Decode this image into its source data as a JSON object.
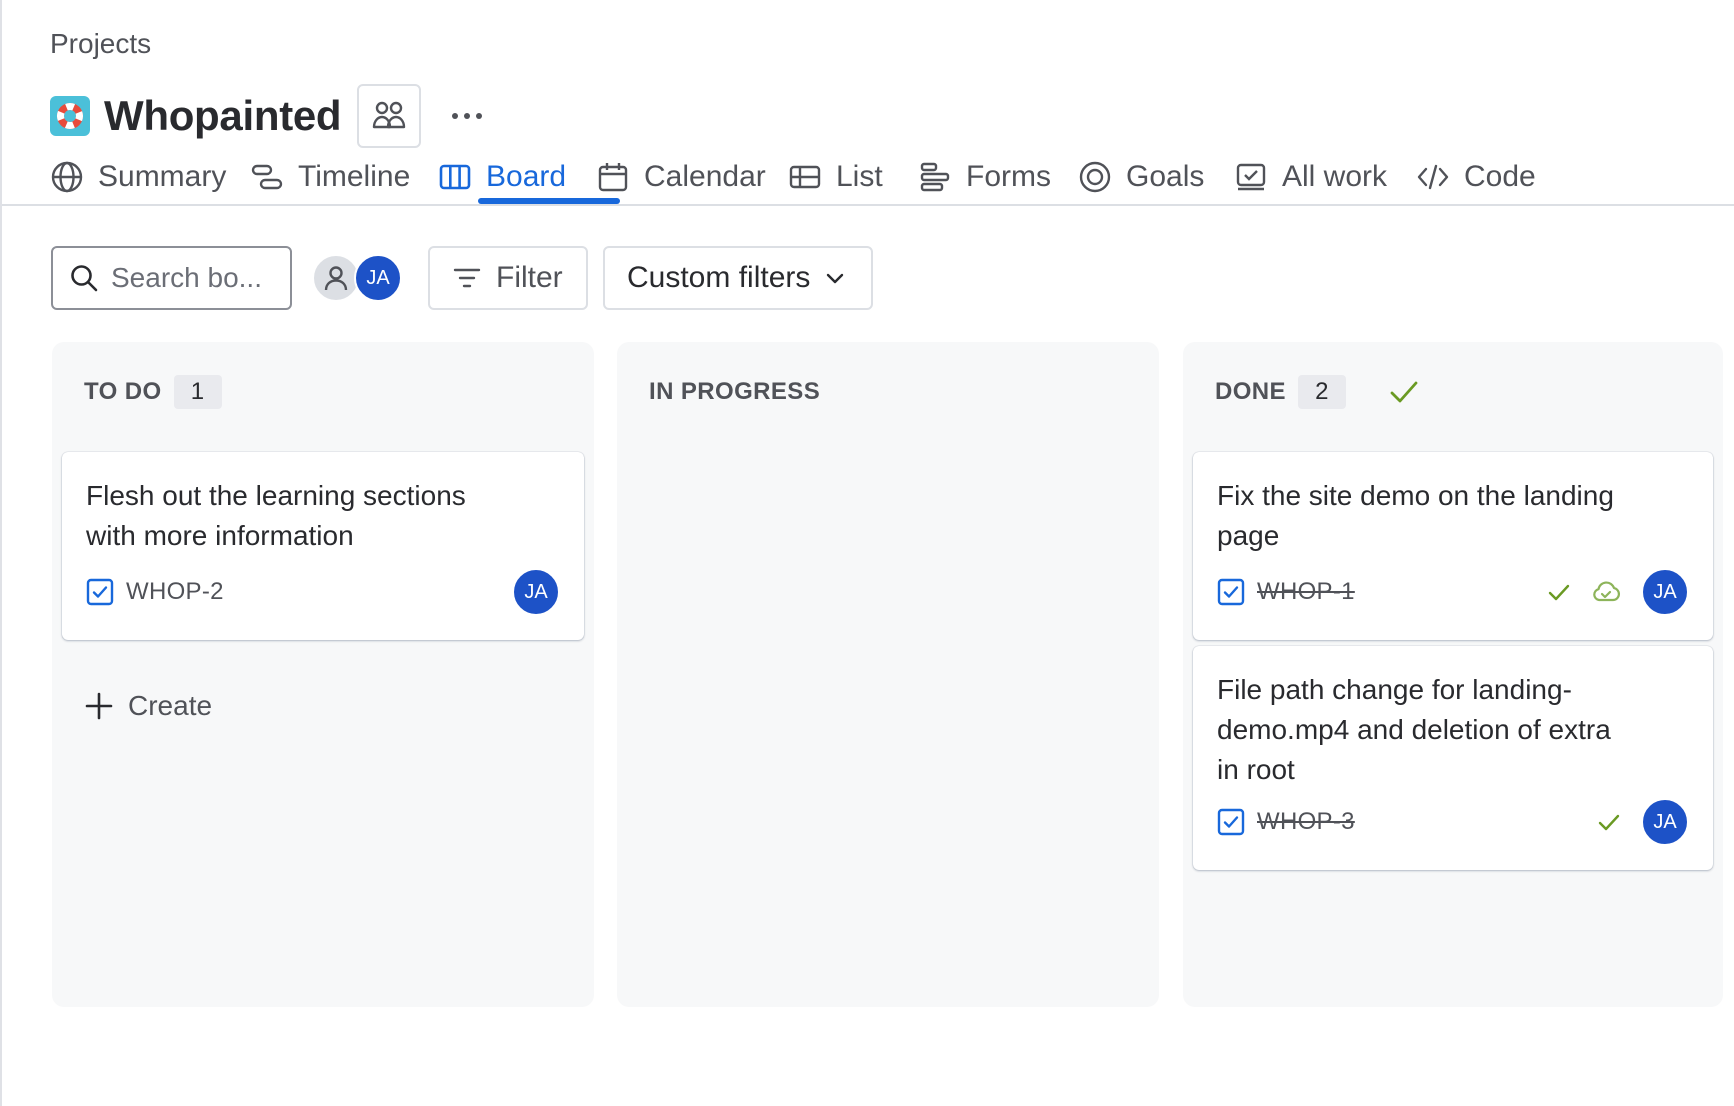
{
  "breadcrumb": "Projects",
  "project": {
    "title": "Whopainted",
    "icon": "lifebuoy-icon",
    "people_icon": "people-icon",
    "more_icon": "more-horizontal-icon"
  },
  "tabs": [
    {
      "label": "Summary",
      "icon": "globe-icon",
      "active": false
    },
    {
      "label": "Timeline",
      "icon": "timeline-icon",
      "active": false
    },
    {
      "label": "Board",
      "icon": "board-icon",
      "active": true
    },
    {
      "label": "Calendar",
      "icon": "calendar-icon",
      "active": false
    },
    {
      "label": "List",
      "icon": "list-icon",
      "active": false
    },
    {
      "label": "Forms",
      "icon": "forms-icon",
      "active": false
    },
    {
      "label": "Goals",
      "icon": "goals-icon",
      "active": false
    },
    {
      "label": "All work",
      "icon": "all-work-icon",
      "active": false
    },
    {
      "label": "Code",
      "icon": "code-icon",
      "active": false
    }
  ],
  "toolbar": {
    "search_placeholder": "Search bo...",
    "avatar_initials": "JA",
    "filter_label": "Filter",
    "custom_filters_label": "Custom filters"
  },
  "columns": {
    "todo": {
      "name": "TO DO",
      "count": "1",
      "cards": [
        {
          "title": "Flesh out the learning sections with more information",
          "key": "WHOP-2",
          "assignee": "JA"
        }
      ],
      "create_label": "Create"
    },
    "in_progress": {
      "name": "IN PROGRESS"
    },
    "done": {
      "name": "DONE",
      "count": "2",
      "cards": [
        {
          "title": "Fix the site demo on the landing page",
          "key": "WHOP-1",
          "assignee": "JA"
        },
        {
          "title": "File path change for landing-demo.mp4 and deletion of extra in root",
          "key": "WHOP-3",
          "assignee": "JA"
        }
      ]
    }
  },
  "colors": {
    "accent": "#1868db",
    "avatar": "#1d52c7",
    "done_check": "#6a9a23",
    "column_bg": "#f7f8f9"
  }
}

* * *

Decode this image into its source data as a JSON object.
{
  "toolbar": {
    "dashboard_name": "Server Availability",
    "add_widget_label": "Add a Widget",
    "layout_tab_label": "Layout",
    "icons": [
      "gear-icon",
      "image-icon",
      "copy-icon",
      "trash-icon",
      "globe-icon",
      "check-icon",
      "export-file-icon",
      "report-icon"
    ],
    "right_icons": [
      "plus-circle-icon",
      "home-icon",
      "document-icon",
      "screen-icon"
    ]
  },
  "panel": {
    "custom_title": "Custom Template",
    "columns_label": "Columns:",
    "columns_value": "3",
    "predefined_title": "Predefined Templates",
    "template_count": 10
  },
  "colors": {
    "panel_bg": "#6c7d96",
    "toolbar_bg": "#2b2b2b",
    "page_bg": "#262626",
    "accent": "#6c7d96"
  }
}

= Brief =
How many lines in the records above contain the word "more"? Give only the number.

= Solution for this problem =
2